**What you will do:** Copy out the records in full, word for word, without pictures.

**Records shown:**

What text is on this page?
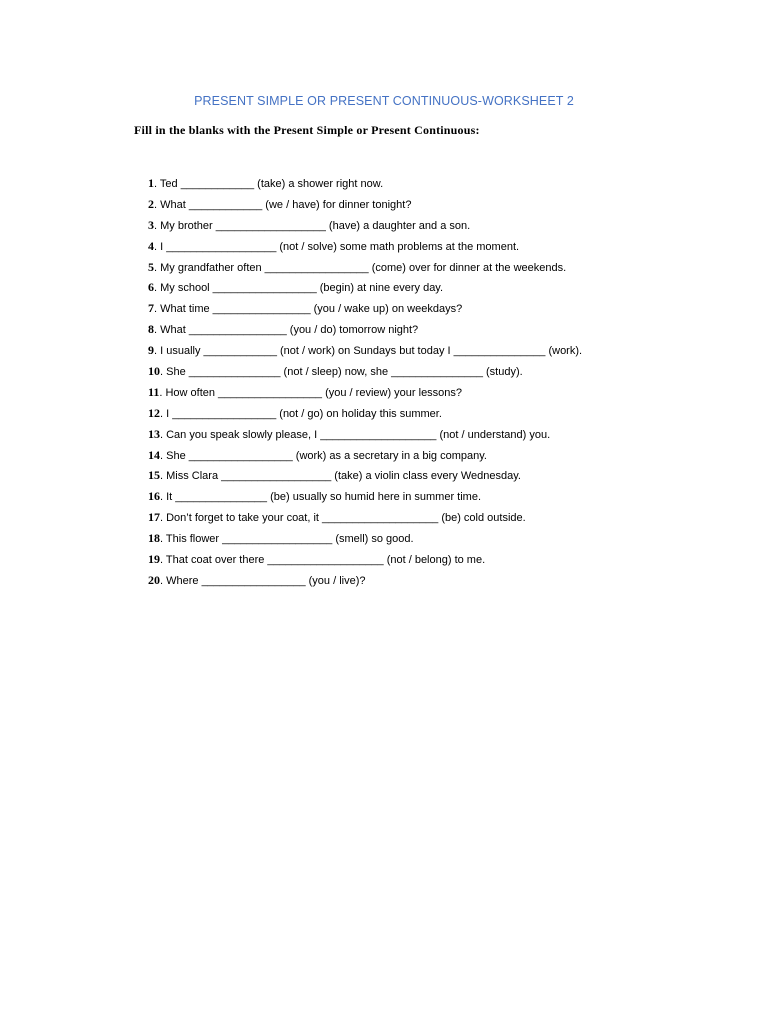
PRESENT SIMPLE OR PRESENT CONTINUOUS-WORKSHEET 2

Fill in the blanks with the Present Simple or Present Continuous:

1. Ted ____________ (take) a shower right now.
2. What ____________ (we / have) for dinner tonight?
3. My brother __________________ (have) a daughter and a son.
4. I __________________ (not / solve) some math problems at the moment.
5. My grandfather often _________________ (come) over for dinner at the weekends.
6. My school _________________ (begin) at nine every day.
7. What time ________________ (you / wake up) on weekdays?
8. What ________________ (you / do) tomorrow night?
9. I usually ____________ (not / work) on Sundays but today I _______________ (work).
10. She _______________ (not / sleep) now, she _______________ (study).
11. How often _________________ (you / review) your lessons?
12. I _________________ (not / go) on holiday this summer.
13. Can you speak slowly please, I ___________________ (not / understand) you.
14. She _________________ (work) as a secretary in a big company.
15. Miss Clara __________________ (take) a violin class every Wednesday.
16. It _______________ (be) usually so humid here in summer time.
17. Don’t forget to take your coat, it ___________________ (be) cold outside.
18. This flower __________________ (smell) so good.
19. That coat over there ___________________ (not / belong) to me.
20. Where _________________ (you / live)?
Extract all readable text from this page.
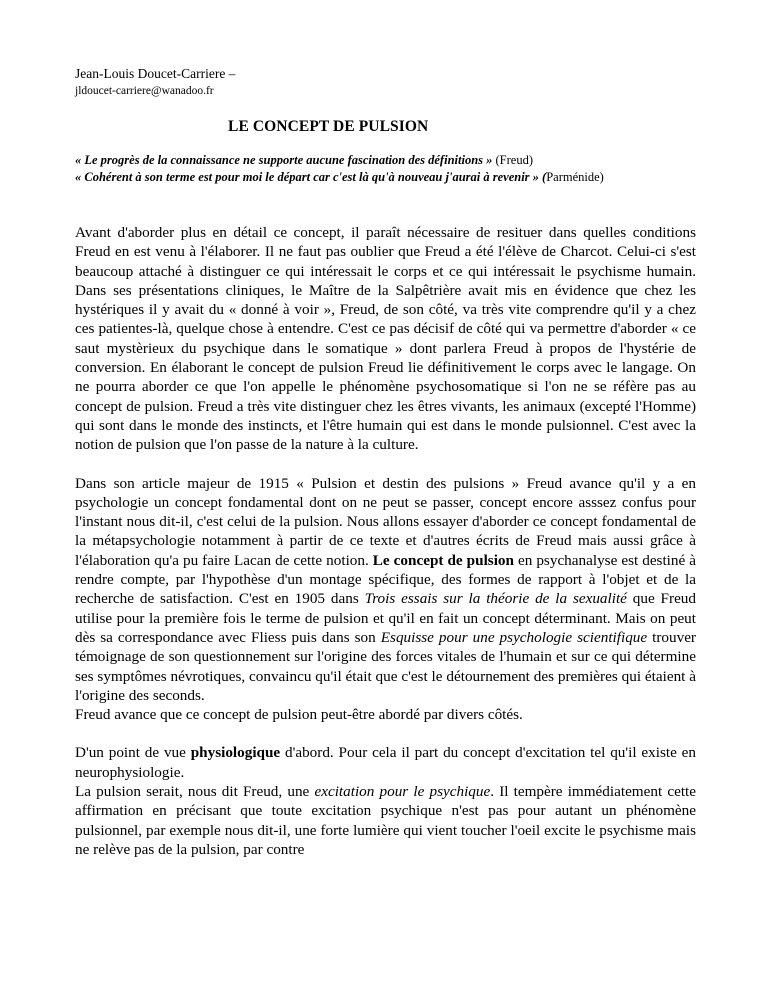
Jean-Louis Doucet-Carriere –
jldoucet-carriere@wanadoo.fr
LE CONCEPT DE PULSION
« Le progrès de la connaissance ne supporte aucune fascination des définitions » (Freud)
« Cohérent à son terme est pour moi le départ car c'est là qu'à nouveau j'aurai à revenir » (Parménide)

Avant d'aborder plus en détail ce concept, il paraît nécessaire de resituer dans quelles conditions Freud en est venu à l'élaborer. Il ne faut pas oublier que Freud a été l'élève de Charcot. Celui-ci s'est beaucoup attaché à distinguer ce qui intéressait le corps et ce qui intéressait le psychisme humain. Dans ses présentations cliniques, le Maître de la Salpêtrière avait mis en évidence que chez les hystériques il y avait du « donné à voir », Freud, de son côté, va très vite comprendre qu'il y a chez ces patientes-là, quelque chose à entendre. C'est ce pas décisif de côté qui va permettre d'aborder « ce saut mystèrieux du psychique dans le somatique » dont parlera Freud à propos de l'hystérie de conversion. En élaborant le concept de pulsion Freud lie définitivement le corps avec le langage. On ne pourra aborder ce que l'on appelle le phénomène psychosomatique si l'on ne se réfère pas au concept de pulsion. Freud a très vite distinguer chez les êtres vivants, les animaux (excepté l'Homme) qui sont dans le monde des instincts, et l'être humain qui est dans le monde pulsionnel. C'est avec la notion de pulsion que l'on passe de la nature à la culture.

Dans son article majeur de 1915 « Pulsion et destin des pulsions » Freud avance qu'il y a en psychologie un concept fondamental dont on ne peut se passer, concept encore asssez confus pour l'instant nous dit-il, c'est celui de la pulsion. Nous allons essayer d'aborder ce concept fondamental de la métapsychologie notamment à partir de ce texte et d'autres écrits de Freud mais aussi grâce à l'élaboration qu'a pu faire Lacan de cette notion. Le concept de pulsion en psychanalyse est destiné à rendre compte, par l'hypothèse d'un montage spécifique, des formes de rapport à l'objet et de la recherche de satisfaction. C'est en 1905 dans Trois essais sur la théorie de la sexualité que Freud utilise pour la première fois le terme de pulsion et qu'il en fait un concept déterminant. Mais on peut dès sa correspondance avec Fliess puis dans son Esquisse pour une psychologie scientifique trouver témoignage de son questionnement sur l'origine des forces vitales de l'humain et sur ce qui détermine ses symptômes névrotiques, convaincu qu'il était que c'est le détournement des premières qui étaient à l'origine des seconds.
Freud avance que ce concept de pulsion peut-être abordé par divers côtés.

D'un point de vue physiologique d'abord. Pour cela il part du concept d'excitation tel qu'il existe en neurophysiologie.
La pulsion serait, nous dit Freud, une excitation pour le psychique. Il tempère immédiatement cette affirmation en précisant que toute excitation psychique n'est pas pour autant un phénomène pulsionnel, par exemple nous dit-il, une forte lumière qui vient toucher l'oeil excite le psychisme mais ne relève pas de la pulsion, par contre
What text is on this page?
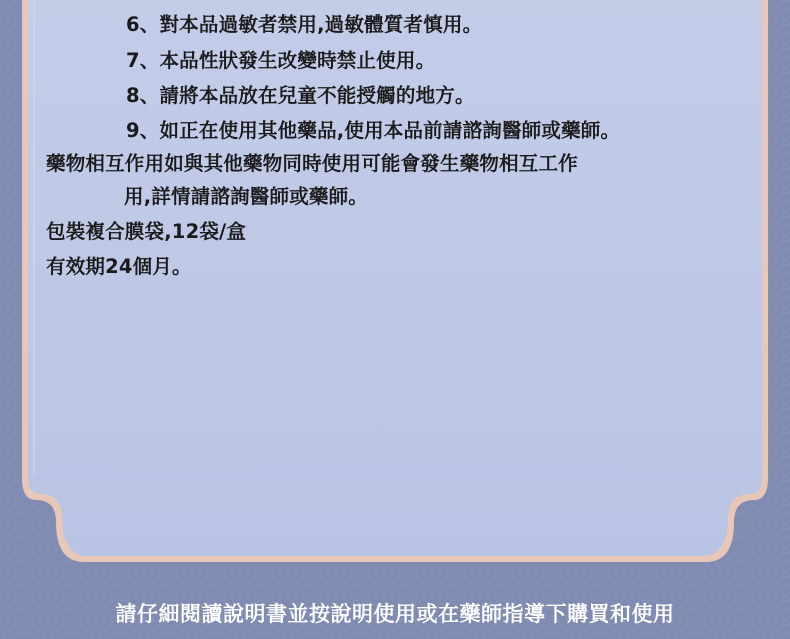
6、對本品過敏者禁用,過敏體質者慎用。
7、本品性狀發生改變時禁止使用。
8、請將本品放在兒童不能授觸的地方。
9、如正在使用其他藥品,使用本品前請諮詢醫師或藥師。
藥物相互作用如與其他藥物同時使用可能會發生藥物相互工作
用,詳情請諮詢醫師或藥師。
包裝複合膜袋,12袋/盒
有效期24個月。
請仔細閱讀說明書並按說明使用或在藥師指導下購買和使用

**Written answer:**
What text is on this page?
PRESENT SIMPLE OR PRESENT CONTINUOUS-WORKSHEET 2

Fill in the blanks with the Present Simple or Present Continuous:

1. Ted ____________ (take) a shower right now.
2. What ____________ (we / have) for dinner tonight?
3. My brother __________________ (have) a daughter and a son.
4. I __________________ (not / solve) some math problems at the moment.
5. My grandfather often _________________ (come) over for dinner at the weekends.
6. My school _________________ (begin) at nine every day.
7. What time ________________ (you / wake up) on weekdays?
8. What ________________ (you / do) tomorrow night?
9. I usually ____________ (not / work) on Sundays but today I _______________ (work).
10. She _______________ (not / sleep) now, she _______________ (study).
11. How often _________________ (you / review) your lessons?
12. I _________________ (not / go) on holiday this summer.
13. Can you speak slowly please, I ___________________ (not / understand) you.
14. She _________________ (work) as a secretary in a big company.
15. Miss Clara __________________ (take) a violin class every Wednesday.
16. It _______________ (be) usually so humid here in summer time.
17. Don’t forget to take your coat, it ___________________ (be) cold outside.
18. This flower __________________ (smell) so good.
19. That coat over there ___________________ (not / belong) to me.
20. Where _________________ (you / live)?
Extract all readable text from this page.
Jean-Louis Doucet-Carriere –
jldoucet-carriere@wanadoo.fr
LE CONCEPT DE PULSION
« Le progrès de la connaissance ne supporte aucune fascination des définitions » (Freud)
« Cohérent à son terme est pour moi le départ car c'est là qu'à nouveau j'aurai à revenir » (Parménide)

Avant d'aborder plus en détail ce concept, il paraît nécessaire de resituer dans quelles conditions Freud en est venu à l'élaborer. Il ne faut pas oublier que Freud a été l'élève de Charcot. Celui-ci s'est beaucoup attaché à distinguer ce qui intéressait le corps et ce qui intéressait le psychisme humain. Dans ses présentations cliniques, le Maître de la Salpêtrière avait mis en évidence que chez les hystériques il y avait du « donné à voir », Freud, de son côté, va très vite comprendre qu'il y a chez ces patientes-là, quelque chose à entendre. C'est ce pas décisif de côté qui va permettre d'aborder « ce saut mystèrieux du psychique dans le somatique » dont parlera Freud à propos de l'hystérie de conversion. En élaborant le concept de pulsion Freud lie définitivement le corps avec le langage. On ne pourra aborder ce que l'on appelle le phénomène psychosomatique si l'on ne se réfère pas au concept de pulsion. Freud a très vite distinguer chez les êtres vivants, les animaux (excepté l'Homme) qui sont dans le monde des instincts, et l'être humain qui est dans le monde pulsionnel. C'est avec la notion de pulsion que l'on passe de la nature à la culture.

Dans son article majeur de 1915 « Pulsion et destin des pulsions » Freud avance qu'il y a en psychologie un concept fondamental dont on ne peut se passer, concept encore asssez confus pour l'instant nous dit-il, c'est celui de la pulsion. Nous allons essayer d'aborder ce concept fondamental de la métapsychologie notamment à partir de ce texte et d'autres écrits de Freud mais aussi grâce à l'élaboration qu'a pu faire Lacan de cette notion. Le concept de pulsion en psychanalyse est destiné à rendre compte, par l'hypothèse d'un montage spécifique, des formes de rapport à l'objet et de la recherche de satisfaction. C'est en 1905 dans Trois essais sur la théorie de la sexualité que Freud utilise pour la première fois le terme de pulsion et qu'il en fait un concept déterminant. Mais on peut dès sa correspondance avec Fliess puis dans son Esquisse pour une psychologie scientifique trouver témoignage de son questionnement sur l'origine des forces vitales de l'humain et sur ce qui détermine ses symptômes névrotiques, convaincu qu'il était que c'est le détournement des premières qui étaient à l'origine des seconds.
Freud avance que ce concept de pulsion peut-être abordé par divers côtés.

D'un point de vue physiologique d'abord. Pour cela il part du concept d'excitation tel qu'il existe en neurophysiologie.
La pulsion serait, nous dit Freud, une excitation pour le psychique. Il tempère immédiatement cette affirmation en précisant que toute excitation psychique n'est pas pour autant un phénomène pulsionnel, par exemple nous dit-il, une forte lumière qui vient toucher l'oeil excite le psychisme mais ne relève pas de la pulsion, par contre
What text is on this page?
6、對本品過敏者禁用,過敏體質者慎用。
7、本品性狀發生改變時禁止使用。
8、請將本品放在兒童不能授觸的地方。
9、如正在使用其他藥品,使用本品前請諮詢醫師或藥師。
藥物相互作用如與其他藥物同時使用可能會發生藥物相互工作
用,詳情請諮詢醫師或藥師。
包裝複合膜袋,12袋/盒
有效期24個月。
請仔細閱讀說明書並按說明使用或在藥師指導下購買和使用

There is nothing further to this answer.